* _EXERCISE DESCRIPTION_: Filter this material down to the lines that hold "车展场地租赁合同书", copying each one.

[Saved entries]

------------------------------

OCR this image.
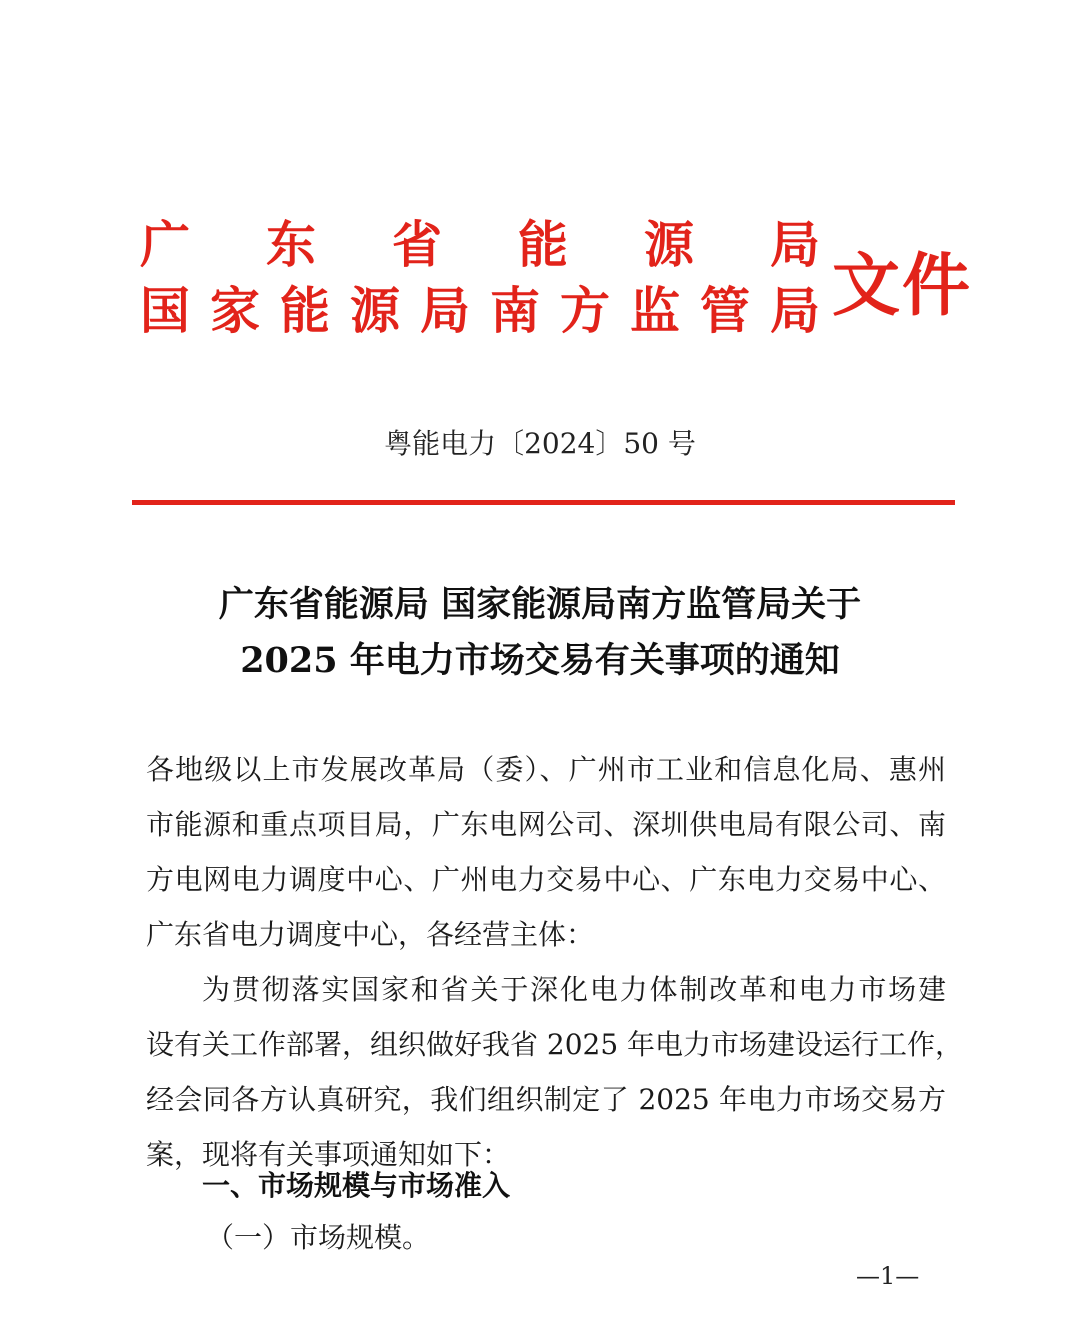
广 东 省 能 源 局
国 家 能 源 局 南 方 监 管 局 文件
粤能电力〔2024〕50 号
广东省能源局 国家能源局南方监管局关于
2025 年电力市场交易有关事项的通知
各地级以上市发展改革局（委）、广州市工业和信息化局、惠州
市能源和重点项目局，广东电网公司、深圳供电局有限公司、南
方电网电力调度中心、广州电力交易中心、广东电力交易中心、
广东省电力调度中心，各经营主体：
为贯彻落实国家和省关于深化电力体制改革和电力市场建
设有关工作部署，组织做好我省 2025 年电力市场建设运行工作，
经会同各方认真研究，我们组织制定了 2025 年电力市场交易方
案，现将有关事项通知如下：
一、市场规模与市场准入
（一）市场规模。
—1—
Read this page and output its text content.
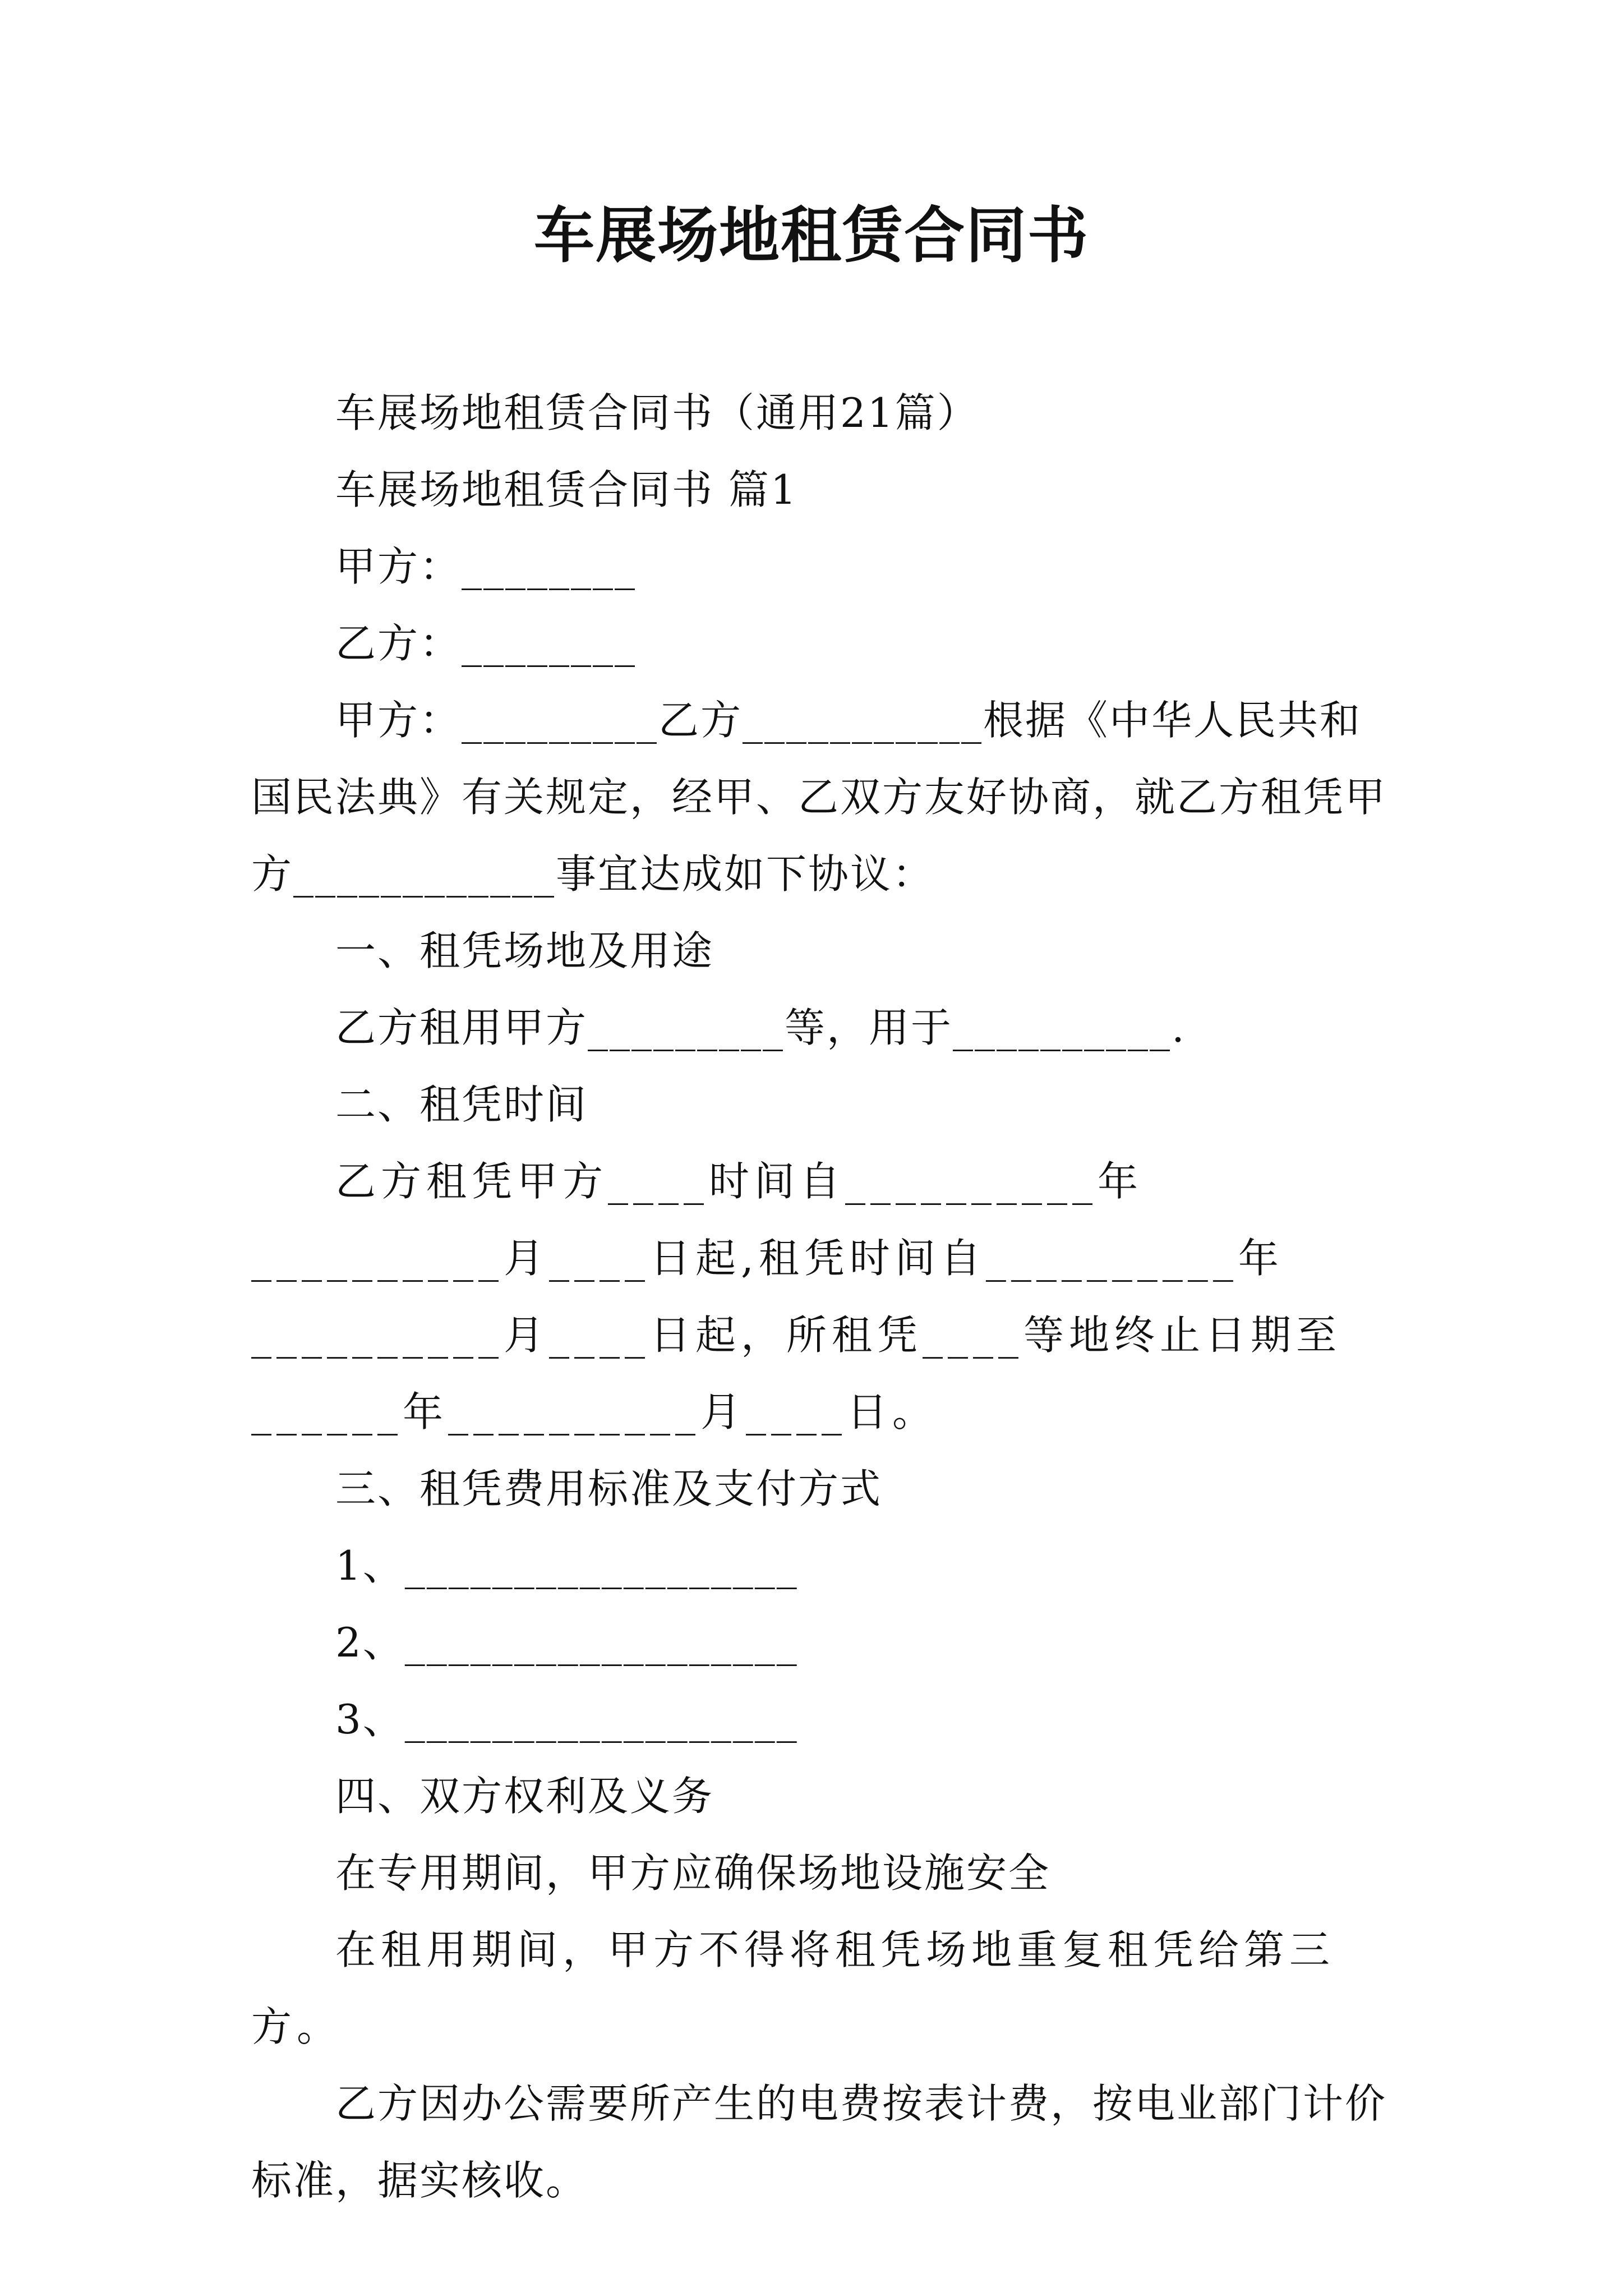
车展场地租赁合同书

车展场地租赁合同书（通用21篇）

车展场地租赁合同书 篇1

甲方：________

乙方：________

甲方：_________乙方___________根据《中华人民共和国民法典》有关规定，经甲、乙双方友好协商，就乙方租凭甲方____________事宜达成如下协议：

一、租凭场地及用途

乙方租用甲方_________等，用于__________.

二、租凭时间

乙方租凭甲方____时间自__________年__________月____日起,租凭时间自__________年__________月____日起，所租凭____等地终止日期至______年__________月____日。

三、租凭费用标准及支付方式

1、__________________

2、__________________

3、__________________

四、双方权利及义务

在专用期间，甲方应确保场地设施安全

在租用期间，甲方不得将租凭场地重复租凭给第三方。

乙方因办公需要所产生的电费按表计费，按电业部门计价标准，据实核收。
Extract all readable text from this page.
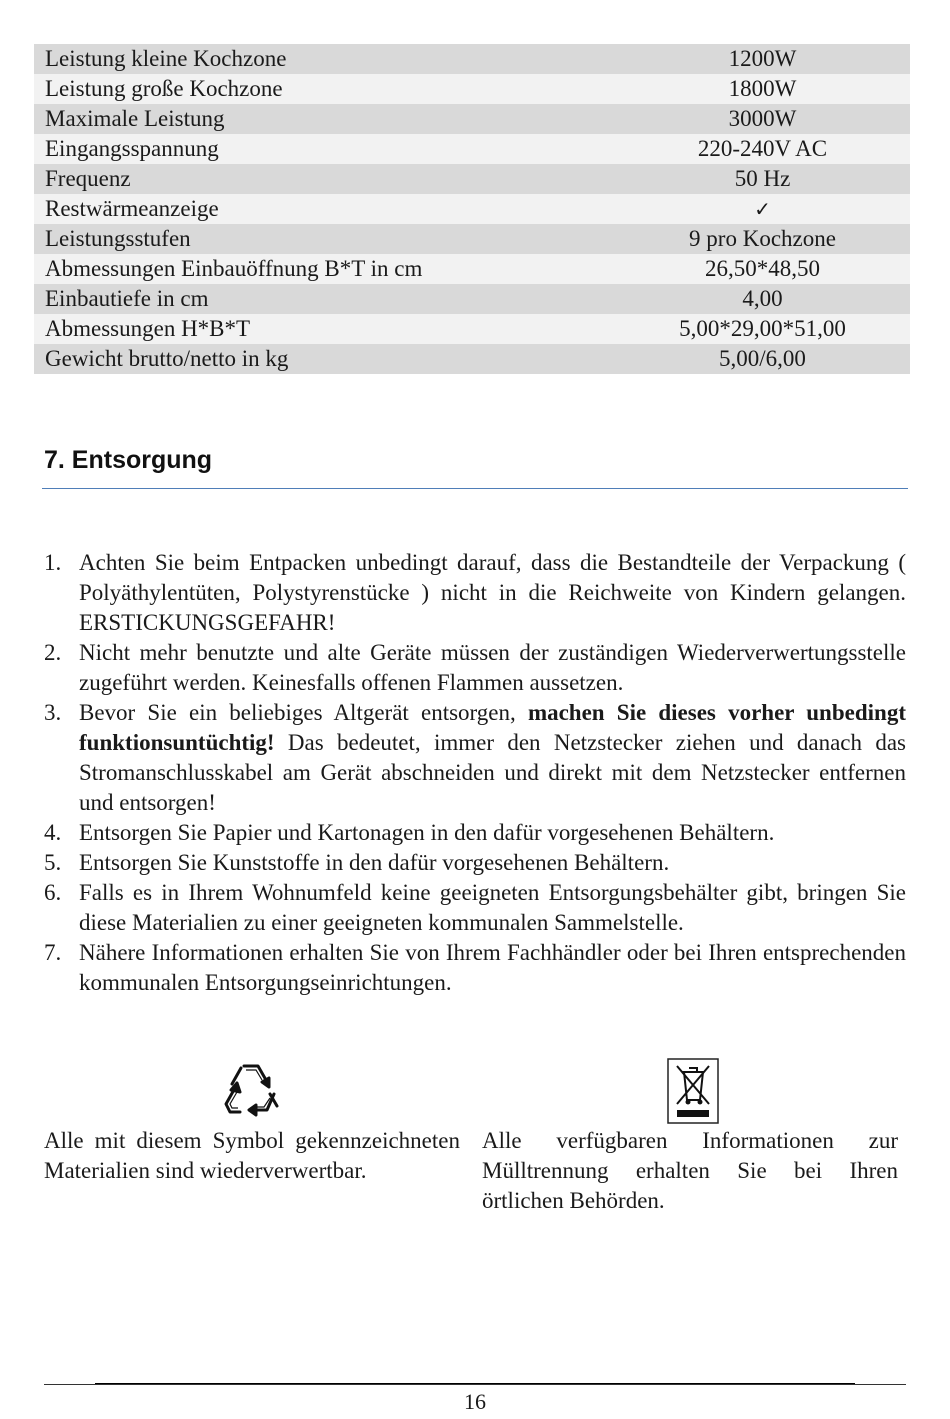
Leistung kleine Kochzone	1200W
Leistung große Kochzone	1800W
Maximale Leistung	3000W
Eingangsspannung	220-240V AC
Frequenz	50 Hz
Restwärmeanzeige	✓
Leistungsstufen	9 pro Kochzone
Abmessungen Einbauöffnung B*T in cm	26,50*48,50
Einbautiefe in cm	4,00
Abmessungen H*B*T	5,00*29,00*51,00
Gewicht brutto/netto in kg	5,00/6,00
7. Entsorgung
1. Achten Sie beim Entpacken unbedingt darauf, dass die Bestandteile der Verpackung ( Polyäthylentüten, Polystyrenstücke ) nicht in die Reichweite von Kindern gelangen. ERSTICKUNGSGEFAHR!
2. Nicht mehr benutzte und alte Geräte müssen der zuständigen Wiederverwertungsstelle zugeführt werden. Keinesfalls offenen Flammen aussetzen.
3. Bevor Sie ein beliebiges Altgerät entsorgen, machen Sie dieses vorher unbedingt funktionsuntüchtig! Das bedeutet, immer den Netzstecker ziehen und danach das Stromanschlusskabel am Gerät abschneiden und direkt mit dem Netzstecker entfernen und entsorgen!
4. Entsorgen Sie Papier und Kartonagen in den dafür vorgesehenen Behältern.
5. Entsorgen Sie Kunststoffe in den dafür vorgesehenen Behältern.
6. Falls es in Ihrem Wohnumfeld keine geeigneten Entsorgungsbehälter gibt, bringen Sie diese Materialien zu einer geeigneten kommunalen Sammelstelle.
7. Nähere Informationen erhalten Sie von Ihrem Fachhändler oder bei Ihren entsprechenden kommunalen Entsorgungseinrichtungen.
Alle mit diesem Symbol gekennzeichneten Materialien sind wiederverwertbar.
Alle verfügbaren Informationen zur Mülltrennung erhalten Sie bei Ihren örtlichen Behörden.
16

------------------------------

* _EXERCISE SOLUTION_:
车展场地租赁合同书
车展场地租赁合同书（通用21篇）
车展场地租赁合同书 篇1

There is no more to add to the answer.